◆ PROBLEM DETAILS: Locate every line in the material below that has the word "mencapai". Copy each of those lines.

◆ PROVIDED ENTRIES:
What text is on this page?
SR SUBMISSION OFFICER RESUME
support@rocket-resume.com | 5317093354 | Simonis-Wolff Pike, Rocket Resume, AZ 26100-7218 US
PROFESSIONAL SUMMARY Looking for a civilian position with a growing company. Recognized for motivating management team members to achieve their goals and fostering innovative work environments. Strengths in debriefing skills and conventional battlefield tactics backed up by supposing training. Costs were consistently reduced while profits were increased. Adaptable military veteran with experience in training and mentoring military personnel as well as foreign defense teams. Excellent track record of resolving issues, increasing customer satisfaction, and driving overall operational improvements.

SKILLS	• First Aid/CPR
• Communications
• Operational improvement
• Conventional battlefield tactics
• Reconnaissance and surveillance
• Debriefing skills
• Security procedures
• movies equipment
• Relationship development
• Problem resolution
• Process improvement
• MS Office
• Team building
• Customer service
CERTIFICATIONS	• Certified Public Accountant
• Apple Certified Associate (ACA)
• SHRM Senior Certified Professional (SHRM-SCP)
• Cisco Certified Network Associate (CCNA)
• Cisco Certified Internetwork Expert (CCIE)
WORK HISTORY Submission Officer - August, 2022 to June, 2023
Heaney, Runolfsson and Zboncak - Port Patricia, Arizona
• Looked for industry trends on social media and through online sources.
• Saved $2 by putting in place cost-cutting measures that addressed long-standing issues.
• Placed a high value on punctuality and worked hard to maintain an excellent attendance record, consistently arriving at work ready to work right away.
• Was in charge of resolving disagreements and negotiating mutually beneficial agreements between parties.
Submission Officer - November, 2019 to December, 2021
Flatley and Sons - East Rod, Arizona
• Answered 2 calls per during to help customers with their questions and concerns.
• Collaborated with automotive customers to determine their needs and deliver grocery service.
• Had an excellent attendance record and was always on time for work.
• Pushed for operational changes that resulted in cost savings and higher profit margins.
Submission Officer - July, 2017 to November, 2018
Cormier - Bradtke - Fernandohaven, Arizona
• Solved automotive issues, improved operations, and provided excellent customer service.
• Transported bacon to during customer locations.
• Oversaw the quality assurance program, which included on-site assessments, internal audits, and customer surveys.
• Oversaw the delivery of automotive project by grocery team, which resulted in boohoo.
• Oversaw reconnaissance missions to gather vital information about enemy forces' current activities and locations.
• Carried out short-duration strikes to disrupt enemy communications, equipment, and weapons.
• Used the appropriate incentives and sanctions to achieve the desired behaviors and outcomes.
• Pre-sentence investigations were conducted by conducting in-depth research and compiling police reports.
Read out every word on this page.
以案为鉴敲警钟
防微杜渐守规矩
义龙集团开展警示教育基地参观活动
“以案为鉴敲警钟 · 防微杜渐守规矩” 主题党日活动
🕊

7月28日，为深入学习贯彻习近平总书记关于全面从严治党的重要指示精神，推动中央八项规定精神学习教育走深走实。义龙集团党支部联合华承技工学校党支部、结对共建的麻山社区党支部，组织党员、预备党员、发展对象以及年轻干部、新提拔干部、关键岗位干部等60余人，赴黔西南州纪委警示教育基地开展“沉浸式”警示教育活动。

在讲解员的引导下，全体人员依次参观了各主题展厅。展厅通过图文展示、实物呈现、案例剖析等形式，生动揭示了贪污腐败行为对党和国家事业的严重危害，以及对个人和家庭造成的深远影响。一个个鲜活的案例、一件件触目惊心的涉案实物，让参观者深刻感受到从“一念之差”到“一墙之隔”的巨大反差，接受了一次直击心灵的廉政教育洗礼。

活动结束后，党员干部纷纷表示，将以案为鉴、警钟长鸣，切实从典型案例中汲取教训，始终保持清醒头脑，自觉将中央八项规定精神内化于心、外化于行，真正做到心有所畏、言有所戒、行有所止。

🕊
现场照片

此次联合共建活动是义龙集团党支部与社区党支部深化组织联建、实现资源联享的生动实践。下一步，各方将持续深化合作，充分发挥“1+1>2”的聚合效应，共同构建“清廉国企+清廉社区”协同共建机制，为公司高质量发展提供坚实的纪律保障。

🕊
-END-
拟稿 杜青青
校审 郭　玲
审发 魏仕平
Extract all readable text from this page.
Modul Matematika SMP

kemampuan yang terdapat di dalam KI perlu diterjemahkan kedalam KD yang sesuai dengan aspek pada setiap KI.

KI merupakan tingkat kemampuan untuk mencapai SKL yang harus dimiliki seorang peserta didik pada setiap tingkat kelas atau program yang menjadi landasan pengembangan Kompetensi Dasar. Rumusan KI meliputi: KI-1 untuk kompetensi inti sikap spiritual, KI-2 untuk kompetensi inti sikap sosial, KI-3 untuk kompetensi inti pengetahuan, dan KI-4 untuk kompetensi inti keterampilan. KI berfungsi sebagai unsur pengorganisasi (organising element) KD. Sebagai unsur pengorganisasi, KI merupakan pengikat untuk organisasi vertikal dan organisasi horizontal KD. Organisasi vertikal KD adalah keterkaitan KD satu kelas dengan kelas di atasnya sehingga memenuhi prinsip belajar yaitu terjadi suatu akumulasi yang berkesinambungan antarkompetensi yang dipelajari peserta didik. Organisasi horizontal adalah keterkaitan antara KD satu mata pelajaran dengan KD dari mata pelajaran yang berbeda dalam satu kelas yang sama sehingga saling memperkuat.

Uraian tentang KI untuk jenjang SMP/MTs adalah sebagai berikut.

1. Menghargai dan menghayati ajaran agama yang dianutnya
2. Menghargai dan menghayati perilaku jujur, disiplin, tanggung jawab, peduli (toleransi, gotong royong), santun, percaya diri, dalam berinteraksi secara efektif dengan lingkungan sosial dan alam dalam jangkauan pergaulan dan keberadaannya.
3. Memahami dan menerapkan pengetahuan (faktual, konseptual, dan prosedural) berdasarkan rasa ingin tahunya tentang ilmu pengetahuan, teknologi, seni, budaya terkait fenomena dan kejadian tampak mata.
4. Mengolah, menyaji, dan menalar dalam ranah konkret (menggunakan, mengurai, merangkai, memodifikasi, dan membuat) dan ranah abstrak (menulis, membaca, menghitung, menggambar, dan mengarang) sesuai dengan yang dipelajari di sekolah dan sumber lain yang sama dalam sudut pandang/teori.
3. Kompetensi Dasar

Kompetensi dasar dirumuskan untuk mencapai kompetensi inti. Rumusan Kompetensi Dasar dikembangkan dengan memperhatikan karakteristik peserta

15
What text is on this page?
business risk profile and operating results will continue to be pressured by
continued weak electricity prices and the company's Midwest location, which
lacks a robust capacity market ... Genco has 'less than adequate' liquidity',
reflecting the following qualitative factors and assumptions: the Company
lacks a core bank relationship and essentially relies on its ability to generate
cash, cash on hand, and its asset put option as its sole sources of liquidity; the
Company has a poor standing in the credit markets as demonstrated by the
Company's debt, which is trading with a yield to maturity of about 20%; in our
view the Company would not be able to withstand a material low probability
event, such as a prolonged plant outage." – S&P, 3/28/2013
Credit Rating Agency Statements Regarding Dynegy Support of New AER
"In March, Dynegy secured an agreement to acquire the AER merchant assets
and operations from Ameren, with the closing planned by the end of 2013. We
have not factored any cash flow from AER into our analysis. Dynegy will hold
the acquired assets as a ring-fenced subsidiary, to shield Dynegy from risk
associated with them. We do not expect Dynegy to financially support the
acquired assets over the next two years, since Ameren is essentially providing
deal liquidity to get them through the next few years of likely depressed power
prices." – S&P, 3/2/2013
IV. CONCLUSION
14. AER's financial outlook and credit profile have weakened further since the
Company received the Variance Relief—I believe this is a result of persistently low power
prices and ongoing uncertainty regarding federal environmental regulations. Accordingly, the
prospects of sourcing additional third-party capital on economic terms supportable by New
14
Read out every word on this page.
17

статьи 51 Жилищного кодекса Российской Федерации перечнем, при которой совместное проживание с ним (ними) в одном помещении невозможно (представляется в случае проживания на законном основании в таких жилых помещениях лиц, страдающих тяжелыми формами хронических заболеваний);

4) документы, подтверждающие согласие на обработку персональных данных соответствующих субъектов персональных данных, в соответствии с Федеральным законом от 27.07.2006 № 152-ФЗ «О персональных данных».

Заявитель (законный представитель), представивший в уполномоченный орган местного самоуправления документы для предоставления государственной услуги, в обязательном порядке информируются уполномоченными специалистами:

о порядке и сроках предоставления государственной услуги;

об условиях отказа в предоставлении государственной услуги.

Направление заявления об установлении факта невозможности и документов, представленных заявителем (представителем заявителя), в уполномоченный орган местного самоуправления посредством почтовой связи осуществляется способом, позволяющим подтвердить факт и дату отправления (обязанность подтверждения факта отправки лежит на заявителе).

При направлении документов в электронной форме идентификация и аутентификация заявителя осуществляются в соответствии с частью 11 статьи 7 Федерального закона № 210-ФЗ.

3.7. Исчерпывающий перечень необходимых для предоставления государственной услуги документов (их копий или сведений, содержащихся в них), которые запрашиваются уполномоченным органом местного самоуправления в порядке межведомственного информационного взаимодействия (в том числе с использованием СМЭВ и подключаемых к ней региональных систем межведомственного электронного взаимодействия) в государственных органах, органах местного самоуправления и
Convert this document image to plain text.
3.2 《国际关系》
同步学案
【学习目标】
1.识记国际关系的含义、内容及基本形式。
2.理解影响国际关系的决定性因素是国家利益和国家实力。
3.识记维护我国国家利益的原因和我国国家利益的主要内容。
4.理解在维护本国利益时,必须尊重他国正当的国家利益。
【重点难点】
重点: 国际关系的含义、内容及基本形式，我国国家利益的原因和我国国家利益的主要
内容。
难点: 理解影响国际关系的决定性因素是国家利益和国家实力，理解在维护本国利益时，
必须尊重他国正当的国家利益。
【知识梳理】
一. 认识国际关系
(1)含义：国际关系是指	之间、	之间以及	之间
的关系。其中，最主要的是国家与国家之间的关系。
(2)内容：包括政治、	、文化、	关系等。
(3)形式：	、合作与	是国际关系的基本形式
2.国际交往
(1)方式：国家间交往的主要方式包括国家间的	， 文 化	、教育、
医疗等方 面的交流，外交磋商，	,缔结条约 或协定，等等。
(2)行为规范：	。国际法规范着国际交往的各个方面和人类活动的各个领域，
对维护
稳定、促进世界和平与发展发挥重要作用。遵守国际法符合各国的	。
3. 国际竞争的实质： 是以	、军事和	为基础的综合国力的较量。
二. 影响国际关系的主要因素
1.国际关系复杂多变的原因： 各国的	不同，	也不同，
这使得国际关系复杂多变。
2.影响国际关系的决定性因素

◆ EXERCISE RESPONSE:
KI merupakan tingkat kemampuan untuk mencapai SKL yang harus dimiliki seorang peserta didik pada setiap tingkat kelas atau program yang menjadi landasan pengembangan Kompetensi Dasar. Rumusan KI meliputi: KI-1 untuk kompetensi inti sikap spiritual, KI-2 untuk kompetensi inti sikap sosial, KI-3 untuk kompetensi inti pengetahuan, dan KI-4 untuk kompetensi inti keterampilan. KI berfungsi sebagai unsur pengorganisasi (organising element) KD. Sebagai unsur pengorganisasi, KI merupakan pengikat untuk organisasi vertikal dan organisasi horizontal KD. Organisasi vertikal KD adalah keterkaitan KD satu kelas dengan kelas di atasnya sehingga memenuhi prinsip belajar yaitu terjadi suatu akumulasi yang berkesinambungan antarkompetensi yang dipelajari peserta didik. Organisasi horizontal adalah keterkaitan antara KD satu mata pelajaran dengan KD dari mata pelajaran yang berbeda dalam satu kelas yang sama sehingga saling memperkuat.
Kompetensi dasar dirumuskan untuk mencapai kompetensi inti. Rumusan Kompetensi Dasar dikembangkan dengan memperhatikan karakteristik peserta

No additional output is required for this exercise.